• [Exercise task]: Repeat every record below exactly as written.

* * * *

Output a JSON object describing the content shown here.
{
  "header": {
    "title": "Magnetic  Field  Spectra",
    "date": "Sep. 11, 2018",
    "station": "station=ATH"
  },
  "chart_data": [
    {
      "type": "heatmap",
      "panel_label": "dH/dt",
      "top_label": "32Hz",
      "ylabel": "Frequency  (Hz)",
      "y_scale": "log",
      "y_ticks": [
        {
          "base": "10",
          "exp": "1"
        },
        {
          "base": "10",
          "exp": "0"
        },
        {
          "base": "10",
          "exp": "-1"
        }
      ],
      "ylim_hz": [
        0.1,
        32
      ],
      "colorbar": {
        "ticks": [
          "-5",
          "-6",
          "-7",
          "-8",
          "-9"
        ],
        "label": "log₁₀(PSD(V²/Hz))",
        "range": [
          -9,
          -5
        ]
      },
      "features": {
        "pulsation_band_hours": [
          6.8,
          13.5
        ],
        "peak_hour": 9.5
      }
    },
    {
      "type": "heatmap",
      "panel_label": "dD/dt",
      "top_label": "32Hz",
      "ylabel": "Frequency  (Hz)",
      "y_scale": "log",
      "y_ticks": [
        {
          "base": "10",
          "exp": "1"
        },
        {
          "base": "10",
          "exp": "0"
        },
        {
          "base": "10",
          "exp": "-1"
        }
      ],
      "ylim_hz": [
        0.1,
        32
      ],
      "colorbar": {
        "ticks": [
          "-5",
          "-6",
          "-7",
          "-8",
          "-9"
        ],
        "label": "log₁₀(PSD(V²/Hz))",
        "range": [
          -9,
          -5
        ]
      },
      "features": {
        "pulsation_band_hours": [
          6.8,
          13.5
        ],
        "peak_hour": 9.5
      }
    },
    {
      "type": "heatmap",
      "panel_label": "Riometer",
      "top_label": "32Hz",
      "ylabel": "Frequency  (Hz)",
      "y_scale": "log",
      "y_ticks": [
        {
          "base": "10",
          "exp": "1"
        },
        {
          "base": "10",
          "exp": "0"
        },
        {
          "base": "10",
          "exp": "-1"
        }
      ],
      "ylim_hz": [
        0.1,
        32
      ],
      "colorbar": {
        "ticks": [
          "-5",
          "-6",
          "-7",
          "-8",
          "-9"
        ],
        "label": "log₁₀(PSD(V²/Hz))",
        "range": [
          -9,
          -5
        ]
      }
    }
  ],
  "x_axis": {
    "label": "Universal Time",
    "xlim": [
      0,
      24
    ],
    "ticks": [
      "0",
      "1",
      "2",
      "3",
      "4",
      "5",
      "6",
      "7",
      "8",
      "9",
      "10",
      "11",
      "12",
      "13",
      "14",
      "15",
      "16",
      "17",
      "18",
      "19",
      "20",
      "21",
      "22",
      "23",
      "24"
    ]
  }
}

* * * *

• [Response for this exercise]:
Output a JSON object describing the content shown here.
{
  "header": {
    "title": "Magnetic  Field  Spectra",
    "date": "Sep. 11, 2018",
    "station": "station=ATH"
  },
  "chart_data": [
    {
      "type": "heatmap",
      "panel_label": "dH/dt",
      "top_label": "32Hz",
      "ylabel": "Frequency  (Hz)",
      "y_scale": "log",
      "y_ticks": [
        {
          "base": "10",
          "exp": "1"
        },
        {
          "base": "10",
          "exp": "0"
        },
        {
          "base": "10",
          "exp": "-1"
        }
      ],
      "ylim_hz": [
        0.1,
        32
      ],
      "colorbar": {
        "ticks": [
          "-5",
          "-6",
          "-7",
          "-8",
          "-9"
        ],
        "label": "log₁₀(PSD(V²/Hz))",
        "range": [
          -9,
          -5
        ]
      },
      "features": {
        "pulsation_band_hours": [
          6.8,
          13.5
        ],
        "peak_hour": 9.5
      }
    },
    {
      "type": "heatmap",
      "panel_label": "dD/dt",
      "top_label": "32Hz",
      "ylabel": "Frequency  (Hz)",
      "y_scale": "log",
      "y_ticks": [
        {
          "base": "10",
          "exp": "1"
        },
        {
          "base": "10",
          "exp": "0"
        },
        {
          "base": "10",
          "exp": "-1"
        }
      ],
      "ylim_hz": [
        0.1,
        32
      ],
      "colorbar": {
        "ticks": [
          "-5",
          "-6",
          "-7",
          "-8",
          "-9"
        ],
        "label": "log₁₀(PSD(V²/Hz))",
        "range": [
          -9,
          -5
        ]
      },
      "features": {
        "pulsation_band_hours": [
          6.8,
          13.5
        ],
        "peak_hour": 9.5
      }
    },
    {
      "type": "heatmap",
      "panel_label": "Riometer",
      "top_label": "32Hz",
      "ylabel": "Frequency  (Hz)",
      "y_scale": "log",
      "y_ticks": [
        {
          "base": "10",
          "exp": "1"
        },
        {
          "base": "10",
          "exp": "0"
        },
        {
          "base": "10",
          "exp": "-1"
        }
      ],
      "ylim_hz": [
        0.1,
        32
      ],
      "colorbar": {
        "ticks": [
          "-5",
          "-6",
          "-7",
          "-8",
          "-9"
        ],
        "label": "log₁₀(PSD(V²/Hz))",
        "range": [
          -9,
          -5
        ]
      }
    }
  ],
  "x_axis": {
    "label": "Universal Time",
    "xlim": [
      0,
      24
    ],
    "ticks": [
      "0",
      "1",
      "2",
      "3",
      "4",
      "5",
      "6",
      "7",
      "8",
      "9",
      "10",
      "11",
      "12",
      "13",
      "14",
      "15",
      "16",
      "17",
      "18",
      "19",
      "20",
      "21",
      "22",
      "23",
      "24"
    ]
  }
}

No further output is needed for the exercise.